[Tugas 1]
Jawab pertanyaan berikut berdasarkan berita tentang kapal perang OPV.
(a) Di galangan mana kedua kapal itu dikerjakan?
(b) Siapa yang memesan proyek tersebut?
(c) Menurut Ketua SWI Lampung, berapa mesin yang seharusnya dimiliki kapal, dan berapa yang kini tersisa?
[Tugas 2] Teruskan berita tentang pengerjaan kapal perang OPV ini, mulai setelah kalimat terakhirnya.

BangunMedia.id / LAMPUNG (22 Januari 2026) – DPW Sekber Wartawan Indonesia (SWI) Provinsi Lampung secara resmi mempertanyakan kredibilitas pengerjaan dua kapal perang jenis Offshore Patrol Vessel (OPV) di galangan PT Noahtu Shipyard (eks PT DRU). Proyek yang dipesan Kementerian Pertahanan ini diduga kuat mengalami penyusutan spesifikasi mesin secara drastis.
Ketua SWI Lampung menyatakan bahwa informasi yang dihimpun menunjukkan kapal yang seharusnya memiliki empat "jantung" pacu (mesin), kini hanya menyisakan dua unit. "Ini adalah ancaman bagi pertahanan kita. Kapal perang bukan kapal pesiar; kecepatan dan ketangguhan adalah harga mati," tegasnya.

(Data pengenalan struktur dokumen)

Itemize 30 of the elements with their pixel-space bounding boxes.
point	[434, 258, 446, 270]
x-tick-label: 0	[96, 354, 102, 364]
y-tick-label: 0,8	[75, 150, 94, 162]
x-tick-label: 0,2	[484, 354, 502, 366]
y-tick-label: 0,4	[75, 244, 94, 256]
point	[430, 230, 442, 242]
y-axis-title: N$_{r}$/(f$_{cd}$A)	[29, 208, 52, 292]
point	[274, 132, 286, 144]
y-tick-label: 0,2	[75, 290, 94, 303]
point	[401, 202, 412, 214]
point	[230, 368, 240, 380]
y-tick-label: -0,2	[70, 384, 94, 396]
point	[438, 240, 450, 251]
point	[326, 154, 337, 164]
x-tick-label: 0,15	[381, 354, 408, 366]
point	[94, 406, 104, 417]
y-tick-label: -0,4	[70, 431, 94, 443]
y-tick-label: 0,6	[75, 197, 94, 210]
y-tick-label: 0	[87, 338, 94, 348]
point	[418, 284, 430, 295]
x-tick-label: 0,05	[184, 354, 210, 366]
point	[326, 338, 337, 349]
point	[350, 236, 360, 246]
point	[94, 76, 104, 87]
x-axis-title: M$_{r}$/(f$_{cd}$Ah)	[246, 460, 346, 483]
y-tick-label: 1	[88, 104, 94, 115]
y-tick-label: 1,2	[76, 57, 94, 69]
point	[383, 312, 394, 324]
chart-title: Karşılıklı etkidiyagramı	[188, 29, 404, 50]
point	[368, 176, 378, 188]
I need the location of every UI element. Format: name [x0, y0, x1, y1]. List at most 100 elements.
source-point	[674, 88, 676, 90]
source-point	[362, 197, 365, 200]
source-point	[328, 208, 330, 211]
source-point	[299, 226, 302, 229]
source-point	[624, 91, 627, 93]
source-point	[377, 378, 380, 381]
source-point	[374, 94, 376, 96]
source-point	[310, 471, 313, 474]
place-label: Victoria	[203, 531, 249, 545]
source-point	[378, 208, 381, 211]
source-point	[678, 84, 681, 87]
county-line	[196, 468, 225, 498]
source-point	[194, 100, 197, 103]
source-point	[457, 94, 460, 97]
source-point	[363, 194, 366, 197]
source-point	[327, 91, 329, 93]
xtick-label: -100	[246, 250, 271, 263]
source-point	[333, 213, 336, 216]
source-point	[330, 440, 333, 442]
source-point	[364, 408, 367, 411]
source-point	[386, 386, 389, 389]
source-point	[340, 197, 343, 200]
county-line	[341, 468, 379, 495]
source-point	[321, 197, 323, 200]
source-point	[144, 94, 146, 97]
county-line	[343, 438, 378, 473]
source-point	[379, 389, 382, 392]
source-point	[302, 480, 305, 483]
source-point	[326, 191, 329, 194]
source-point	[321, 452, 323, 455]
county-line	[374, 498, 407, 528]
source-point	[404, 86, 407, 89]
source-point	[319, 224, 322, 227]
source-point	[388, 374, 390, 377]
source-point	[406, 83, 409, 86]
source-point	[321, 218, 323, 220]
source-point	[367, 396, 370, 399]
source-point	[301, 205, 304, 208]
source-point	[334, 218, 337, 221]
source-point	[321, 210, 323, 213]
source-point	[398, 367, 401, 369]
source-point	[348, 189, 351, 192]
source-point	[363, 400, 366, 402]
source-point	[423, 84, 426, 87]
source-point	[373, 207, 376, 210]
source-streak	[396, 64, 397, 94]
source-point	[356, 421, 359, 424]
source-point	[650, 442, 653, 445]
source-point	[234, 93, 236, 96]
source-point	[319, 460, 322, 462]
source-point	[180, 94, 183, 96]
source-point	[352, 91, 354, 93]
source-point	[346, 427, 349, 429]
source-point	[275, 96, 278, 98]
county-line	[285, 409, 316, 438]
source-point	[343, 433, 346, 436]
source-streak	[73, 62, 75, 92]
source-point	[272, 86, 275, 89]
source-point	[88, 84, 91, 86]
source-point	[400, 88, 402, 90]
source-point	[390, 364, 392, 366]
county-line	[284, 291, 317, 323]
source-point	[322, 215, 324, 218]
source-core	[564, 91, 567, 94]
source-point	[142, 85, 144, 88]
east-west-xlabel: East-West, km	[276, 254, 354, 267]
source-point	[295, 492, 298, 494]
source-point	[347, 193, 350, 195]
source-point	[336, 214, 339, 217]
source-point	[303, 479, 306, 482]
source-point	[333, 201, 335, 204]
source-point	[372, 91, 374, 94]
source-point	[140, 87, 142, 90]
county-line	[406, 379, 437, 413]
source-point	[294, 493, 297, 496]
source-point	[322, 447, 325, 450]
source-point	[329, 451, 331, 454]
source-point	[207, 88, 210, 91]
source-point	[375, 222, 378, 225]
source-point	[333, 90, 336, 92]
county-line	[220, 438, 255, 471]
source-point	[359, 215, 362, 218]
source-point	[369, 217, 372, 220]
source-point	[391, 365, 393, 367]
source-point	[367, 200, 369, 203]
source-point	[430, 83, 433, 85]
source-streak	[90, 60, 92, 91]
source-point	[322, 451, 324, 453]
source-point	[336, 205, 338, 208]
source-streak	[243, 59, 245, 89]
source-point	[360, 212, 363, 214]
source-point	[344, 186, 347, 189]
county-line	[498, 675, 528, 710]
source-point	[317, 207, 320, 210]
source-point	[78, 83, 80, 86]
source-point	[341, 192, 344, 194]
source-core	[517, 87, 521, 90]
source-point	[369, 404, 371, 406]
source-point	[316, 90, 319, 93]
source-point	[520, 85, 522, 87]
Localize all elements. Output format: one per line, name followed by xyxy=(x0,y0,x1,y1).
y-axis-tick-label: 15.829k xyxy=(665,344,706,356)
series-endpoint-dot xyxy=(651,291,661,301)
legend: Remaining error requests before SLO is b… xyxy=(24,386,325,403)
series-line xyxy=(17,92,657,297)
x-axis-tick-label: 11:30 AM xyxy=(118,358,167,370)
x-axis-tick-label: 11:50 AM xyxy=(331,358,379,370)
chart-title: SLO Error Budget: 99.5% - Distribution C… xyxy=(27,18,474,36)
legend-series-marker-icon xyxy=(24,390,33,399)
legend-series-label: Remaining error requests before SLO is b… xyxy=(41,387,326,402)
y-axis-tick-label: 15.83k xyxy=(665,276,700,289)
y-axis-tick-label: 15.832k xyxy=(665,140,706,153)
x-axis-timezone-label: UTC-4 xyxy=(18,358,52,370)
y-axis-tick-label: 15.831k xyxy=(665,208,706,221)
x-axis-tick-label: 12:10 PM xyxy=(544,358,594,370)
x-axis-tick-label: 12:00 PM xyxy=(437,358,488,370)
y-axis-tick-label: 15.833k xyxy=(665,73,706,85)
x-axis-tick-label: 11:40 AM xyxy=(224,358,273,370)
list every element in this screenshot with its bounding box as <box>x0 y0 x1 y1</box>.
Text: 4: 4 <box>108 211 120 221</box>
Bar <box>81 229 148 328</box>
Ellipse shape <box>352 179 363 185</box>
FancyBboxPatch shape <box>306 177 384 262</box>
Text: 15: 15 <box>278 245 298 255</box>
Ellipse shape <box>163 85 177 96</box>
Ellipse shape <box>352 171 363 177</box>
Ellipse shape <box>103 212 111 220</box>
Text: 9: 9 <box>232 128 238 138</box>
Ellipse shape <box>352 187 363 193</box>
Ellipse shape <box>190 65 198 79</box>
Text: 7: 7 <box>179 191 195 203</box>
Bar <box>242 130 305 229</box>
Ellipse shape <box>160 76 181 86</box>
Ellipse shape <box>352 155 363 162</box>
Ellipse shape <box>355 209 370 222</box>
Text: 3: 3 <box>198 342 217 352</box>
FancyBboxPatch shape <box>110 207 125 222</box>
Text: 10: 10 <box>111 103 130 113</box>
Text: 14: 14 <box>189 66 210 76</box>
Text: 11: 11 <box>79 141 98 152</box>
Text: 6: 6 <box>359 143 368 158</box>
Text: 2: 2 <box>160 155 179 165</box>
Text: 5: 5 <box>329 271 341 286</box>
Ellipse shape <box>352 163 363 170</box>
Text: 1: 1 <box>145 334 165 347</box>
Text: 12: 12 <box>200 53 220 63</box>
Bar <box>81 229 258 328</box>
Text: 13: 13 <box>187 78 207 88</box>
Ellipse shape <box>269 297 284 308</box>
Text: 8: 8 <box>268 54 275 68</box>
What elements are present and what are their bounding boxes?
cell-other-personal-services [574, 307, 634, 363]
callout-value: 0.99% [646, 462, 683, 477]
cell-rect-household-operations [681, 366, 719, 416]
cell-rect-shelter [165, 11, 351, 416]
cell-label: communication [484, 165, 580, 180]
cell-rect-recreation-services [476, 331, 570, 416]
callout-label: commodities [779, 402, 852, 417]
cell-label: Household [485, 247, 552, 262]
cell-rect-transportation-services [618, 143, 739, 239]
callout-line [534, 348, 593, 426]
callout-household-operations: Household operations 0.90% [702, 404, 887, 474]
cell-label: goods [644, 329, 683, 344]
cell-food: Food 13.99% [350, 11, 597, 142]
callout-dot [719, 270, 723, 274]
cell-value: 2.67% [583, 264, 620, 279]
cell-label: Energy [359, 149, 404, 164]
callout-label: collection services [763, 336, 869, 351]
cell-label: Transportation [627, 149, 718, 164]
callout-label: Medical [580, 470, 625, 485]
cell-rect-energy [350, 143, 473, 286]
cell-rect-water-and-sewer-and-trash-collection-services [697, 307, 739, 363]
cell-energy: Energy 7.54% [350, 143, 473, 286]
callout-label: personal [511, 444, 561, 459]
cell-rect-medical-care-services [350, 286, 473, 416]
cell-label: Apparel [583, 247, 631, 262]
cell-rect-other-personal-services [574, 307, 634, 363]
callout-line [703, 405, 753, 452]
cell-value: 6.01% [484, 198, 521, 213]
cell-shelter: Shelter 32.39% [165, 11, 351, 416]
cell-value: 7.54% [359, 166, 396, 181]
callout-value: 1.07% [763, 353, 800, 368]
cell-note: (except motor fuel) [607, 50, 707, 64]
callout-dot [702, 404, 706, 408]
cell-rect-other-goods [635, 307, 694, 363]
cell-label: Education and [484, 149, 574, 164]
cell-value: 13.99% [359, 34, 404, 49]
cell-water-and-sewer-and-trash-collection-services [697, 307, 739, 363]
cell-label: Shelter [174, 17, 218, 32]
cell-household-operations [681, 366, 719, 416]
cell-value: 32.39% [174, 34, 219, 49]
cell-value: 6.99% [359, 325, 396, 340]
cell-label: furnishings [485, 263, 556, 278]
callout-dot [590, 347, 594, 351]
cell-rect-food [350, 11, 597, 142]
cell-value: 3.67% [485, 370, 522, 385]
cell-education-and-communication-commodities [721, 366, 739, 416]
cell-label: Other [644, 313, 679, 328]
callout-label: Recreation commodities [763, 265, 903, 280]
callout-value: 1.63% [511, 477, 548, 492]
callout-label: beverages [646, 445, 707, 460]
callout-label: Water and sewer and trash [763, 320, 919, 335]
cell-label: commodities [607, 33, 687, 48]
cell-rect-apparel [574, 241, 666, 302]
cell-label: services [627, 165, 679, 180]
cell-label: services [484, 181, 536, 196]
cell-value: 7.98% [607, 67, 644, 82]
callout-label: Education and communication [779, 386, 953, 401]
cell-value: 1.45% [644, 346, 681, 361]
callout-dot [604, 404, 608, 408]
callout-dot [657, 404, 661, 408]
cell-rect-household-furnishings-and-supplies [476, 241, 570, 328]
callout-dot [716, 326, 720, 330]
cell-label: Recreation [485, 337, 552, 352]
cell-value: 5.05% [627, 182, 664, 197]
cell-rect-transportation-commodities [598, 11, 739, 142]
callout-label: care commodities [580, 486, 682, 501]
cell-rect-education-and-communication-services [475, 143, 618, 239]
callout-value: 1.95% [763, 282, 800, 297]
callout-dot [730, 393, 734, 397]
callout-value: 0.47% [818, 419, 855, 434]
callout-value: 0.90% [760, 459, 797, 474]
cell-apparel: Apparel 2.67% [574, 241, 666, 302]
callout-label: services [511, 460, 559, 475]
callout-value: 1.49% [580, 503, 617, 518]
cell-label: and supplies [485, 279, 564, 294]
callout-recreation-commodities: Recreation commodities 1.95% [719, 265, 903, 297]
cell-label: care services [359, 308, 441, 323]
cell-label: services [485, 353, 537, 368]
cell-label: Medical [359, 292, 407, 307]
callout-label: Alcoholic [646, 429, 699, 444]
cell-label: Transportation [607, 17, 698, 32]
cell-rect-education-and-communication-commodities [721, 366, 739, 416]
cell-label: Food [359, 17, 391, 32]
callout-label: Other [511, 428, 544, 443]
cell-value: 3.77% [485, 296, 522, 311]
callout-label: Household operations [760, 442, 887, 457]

[Jawaban 1]
(a) PT Noahtu Shipyard (eks PT DRU).
(b) Kementerian Pertahanan.
(c) Seharusnya empat mesin, kini hanya tersisa dua unit.

[Jawaban 2]
Selain masalah mesin, SWI Lampung menyoroti "mangkraknya" jadwal serah terima yang telah melampaui kontrak. SWI memberikan tenggat waktu 3x24 jam bagi pihak galangan untuk mengklarifikasi temuan ini sebelum laporan resmi diteruskan ke penegak hukum.